(Items from a figure collection)
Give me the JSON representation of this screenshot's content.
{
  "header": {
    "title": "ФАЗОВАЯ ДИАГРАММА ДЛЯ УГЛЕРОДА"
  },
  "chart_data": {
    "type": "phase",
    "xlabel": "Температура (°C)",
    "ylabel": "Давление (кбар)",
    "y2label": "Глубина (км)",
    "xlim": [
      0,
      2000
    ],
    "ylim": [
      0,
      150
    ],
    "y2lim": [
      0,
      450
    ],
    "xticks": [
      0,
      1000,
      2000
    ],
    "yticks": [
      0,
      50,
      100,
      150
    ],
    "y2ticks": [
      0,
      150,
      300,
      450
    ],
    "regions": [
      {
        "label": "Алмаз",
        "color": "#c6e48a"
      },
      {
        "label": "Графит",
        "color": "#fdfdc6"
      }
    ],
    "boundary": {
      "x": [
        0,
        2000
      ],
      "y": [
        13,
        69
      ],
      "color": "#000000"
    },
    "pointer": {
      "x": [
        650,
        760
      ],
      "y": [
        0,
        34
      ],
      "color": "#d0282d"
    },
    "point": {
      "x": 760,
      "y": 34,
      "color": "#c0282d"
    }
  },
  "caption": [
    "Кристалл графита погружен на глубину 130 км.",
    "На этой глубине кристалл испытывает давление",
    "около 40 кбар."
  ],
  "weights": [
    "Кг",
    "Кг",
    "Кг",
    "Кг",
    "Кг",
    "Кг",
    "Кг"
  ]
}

— DIRECTIONS FOR THIS TASK —
Scan the material above for the word "color". Copy each line where it occurs.

— WRITTEN SOLUTION —
        "color": "#c6e48a"
        "color": "#fdfdc6"
      "color": "#000000"
      "color": "#d0282d"
      "color": "#c0282d"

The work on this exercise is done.